■ Task statement: Search the records that follow and extract every line containing the string "JSON".

■ Input:
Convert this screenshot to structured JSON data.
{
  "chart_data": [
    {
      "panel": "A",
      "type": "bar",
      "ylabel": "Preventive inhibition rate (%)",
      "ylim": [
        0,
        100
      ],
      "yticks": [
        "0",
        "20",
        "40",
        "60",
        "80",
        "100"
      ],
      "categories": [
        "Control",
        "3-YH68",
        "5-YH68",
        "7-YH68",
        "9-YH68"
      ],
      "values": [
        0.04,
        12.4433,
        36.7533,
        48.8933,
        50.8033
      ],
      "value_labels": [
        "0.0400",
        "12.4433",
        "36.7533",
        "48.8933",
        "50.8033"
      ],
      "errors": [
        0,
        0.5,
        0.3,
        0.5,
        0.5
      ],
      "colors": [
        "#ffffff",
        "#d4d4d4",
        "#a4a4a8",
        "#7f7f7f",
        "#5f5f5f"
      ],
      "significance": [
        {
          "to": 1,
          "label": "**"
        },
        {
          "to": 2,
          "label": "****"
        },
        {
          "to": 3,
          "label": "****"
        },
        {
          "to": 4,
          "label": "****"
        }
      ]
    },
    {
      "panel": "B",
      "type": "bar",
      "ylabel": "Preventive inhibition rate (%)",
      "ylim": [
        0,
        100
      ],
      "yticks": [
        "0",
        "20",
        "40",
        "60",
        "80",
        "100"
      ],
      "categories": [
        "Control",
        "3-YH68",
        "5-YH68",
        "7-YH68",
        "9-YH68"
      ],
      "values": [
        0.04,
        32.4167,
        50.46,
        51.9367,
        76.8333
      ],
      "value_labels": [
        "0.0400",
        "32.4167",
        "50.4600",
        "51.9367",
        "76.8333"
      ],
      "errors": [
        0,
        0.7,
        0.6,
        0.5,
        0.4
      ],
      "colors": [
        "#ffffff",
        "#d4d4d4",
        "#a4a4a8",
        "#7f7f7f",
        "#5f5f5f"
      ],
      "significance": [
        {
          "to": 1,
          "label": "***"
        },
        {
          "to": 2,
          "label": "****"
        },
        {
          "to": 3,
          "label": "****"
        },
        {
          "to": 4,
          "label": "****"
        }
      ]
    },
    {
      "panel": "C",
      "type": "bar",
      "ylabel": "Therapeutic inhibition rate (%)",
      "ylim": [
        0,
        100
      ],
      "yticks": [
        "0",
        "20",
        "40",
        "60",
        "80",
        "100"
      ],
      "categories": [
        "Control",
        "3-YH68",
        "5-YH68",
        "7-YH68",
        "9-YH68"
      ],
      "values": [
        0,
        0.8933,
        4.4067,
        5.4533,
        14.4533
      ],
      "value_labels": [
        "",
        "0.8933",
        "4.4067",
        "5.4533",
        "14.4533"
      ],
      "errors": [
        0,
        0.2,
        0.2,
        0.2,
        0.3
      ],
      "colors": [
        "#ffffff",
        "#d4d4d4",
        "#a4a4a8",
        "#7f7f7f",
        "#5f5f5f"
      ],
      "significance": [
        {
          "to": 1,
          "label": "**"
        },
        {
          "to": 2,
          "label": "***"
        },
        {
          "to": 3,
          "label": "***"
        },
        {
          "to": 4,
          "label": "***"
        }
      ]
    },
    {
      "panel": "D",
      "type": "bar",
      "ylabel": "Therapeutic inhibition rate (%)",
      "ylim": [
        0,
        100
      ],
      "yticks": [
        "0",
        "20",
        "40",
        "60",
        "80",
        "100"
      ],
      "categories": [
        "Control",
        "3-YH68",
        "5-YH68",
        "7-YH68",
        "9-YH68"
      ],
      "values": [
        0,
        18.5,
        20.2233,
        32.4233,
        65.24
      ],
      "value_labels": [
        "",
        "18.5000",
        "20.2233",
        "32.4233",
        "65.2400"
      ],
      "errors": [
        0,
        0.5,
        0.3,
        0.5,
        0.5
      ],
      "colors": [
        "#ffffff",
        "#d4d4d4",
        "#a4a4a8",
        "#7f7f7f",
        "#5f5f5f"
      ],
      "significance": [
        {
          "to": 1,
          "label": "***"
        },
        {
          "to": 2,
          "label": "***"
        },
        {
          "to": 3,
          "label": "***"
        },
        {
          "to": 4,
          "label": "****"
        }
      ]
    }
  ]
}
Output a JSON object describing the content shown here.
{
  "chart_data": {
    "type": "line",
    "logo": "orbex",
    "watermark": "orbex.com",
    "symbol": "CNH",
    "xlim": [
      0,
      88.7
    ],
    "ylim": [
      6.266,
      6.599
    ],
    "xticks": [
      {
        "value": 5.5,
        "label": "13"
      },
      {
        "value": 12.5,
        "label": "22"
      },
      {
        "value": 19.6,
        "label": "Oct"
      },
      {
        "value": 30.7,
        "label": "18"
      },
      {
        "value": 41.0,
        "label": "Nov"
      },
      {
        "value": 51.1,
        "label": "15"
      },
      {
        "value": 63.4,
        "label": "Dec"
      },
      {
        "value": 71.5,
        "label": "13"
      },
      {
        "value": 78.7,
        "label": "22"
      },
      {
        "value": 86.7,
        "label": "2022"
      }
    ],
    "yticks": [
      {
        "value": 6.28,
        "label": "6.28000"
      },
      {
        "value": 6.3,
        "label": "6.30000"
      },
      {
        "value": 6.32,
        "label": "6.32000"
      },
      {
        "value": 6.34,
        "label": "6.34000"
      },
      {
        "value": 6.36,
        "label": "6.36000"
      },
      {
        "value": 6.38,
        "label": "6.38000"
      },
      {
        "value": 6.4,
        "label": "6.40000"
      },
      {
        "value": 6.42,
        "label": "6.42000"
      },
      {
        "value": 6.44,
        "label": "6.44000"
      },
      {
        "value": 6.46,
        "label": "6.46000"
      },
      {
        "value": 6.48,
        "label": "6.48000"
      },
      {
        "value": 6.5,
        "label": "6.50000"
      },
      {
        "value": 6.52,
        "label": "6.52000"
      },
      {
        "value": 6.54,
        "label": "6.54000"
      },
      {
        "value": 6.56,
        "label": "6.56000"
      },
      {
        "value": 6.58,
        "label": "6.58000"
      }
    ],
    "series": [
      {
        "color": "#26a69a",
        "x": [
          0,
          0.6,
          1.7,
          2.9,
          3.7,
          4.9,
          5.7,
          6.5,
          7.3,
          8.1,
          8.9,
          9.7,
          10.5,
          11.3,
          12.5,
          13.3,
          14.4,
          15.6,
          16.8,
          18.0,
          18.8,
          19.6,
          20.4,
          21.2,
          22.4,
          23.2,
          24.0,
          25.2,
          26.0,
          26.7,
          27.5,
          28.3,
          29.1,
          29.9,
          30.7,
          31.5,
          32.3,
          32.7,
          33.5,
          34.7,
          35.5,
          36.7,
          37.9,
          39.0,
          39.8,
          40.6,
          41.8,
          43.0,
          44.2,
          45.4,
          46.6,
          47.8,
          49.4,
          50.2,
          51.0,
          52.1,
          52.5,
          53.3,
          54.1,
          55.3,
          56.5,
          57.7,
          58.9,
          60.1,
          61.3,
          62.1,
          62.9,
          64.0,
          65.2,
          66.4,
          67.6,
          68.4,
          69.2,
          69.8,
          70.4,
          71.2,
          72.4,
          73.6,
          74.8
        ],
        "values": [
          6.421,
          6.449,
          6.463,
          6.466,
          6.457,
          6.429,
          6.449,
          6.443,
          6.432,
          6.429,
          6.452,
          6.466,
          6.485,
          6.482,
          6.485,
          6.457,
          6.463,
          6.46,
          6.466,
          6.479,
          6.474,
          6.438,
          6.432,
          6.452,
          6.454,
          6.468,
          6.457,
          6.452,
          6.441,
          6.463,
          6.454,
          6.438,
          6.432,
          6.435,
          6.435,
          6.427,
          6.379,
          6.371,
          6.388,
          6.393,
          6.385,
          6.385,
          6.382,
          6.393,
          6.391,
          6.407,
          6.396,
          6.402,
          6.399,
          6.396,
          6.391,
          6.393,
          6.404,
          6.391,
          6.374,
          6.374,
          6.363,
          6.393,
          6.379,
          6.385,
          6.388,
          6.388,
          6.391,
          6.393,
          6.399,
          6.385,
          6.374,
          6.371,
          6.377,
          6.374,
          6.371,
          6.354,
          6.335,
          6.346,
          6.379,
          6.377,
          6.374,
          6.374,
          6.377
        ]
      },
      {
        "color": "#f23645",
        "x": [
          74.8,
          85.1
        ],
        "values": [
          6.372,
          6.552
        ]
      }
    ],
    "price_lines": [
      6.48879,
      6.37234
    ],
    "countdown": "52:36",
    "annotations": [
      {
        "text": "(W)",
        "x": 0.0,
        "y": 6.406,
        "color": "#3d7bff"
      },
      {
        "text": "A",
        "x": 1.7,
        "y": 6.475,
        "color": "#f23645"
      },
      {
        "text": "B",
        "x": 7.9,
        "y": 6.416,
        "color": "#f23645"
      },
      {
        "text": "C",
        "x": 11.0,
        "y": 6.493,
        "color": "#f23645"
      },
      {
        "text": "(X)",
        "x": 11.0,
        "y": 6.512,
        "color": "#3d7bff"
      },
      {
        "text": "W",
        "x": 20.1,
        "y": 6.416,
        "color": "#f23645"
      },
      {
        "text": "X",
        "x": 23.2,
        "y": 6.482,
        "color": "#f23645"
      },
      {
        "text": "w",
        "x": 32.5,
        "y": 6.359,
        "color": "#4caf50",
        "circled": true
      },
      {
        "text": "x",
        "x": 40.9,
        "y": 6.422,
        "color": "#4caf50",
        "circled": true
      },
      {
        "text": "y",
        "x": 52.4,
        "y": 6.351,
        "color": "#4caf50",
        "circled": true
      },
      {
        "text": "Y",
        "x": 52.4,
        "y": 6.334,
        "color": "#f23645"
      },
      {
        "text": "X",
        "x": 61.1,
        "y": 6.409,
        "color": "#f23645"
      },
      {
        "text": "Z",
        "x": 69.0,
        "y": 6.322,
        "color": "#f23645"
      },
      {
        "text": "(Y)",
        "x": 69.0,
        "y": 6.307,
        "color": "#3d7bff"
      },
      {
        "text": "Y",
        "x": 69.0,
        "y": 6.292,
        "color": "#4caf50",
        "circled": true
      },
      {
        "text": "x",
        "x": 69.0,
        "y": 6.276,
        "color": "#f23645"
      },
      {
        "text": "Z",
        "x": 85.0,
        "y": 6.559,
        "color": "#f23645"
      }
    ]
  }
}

■ Solution to this task:
Convert this screenshot to structured JSON data.
Output a JSON object describing the content shown here.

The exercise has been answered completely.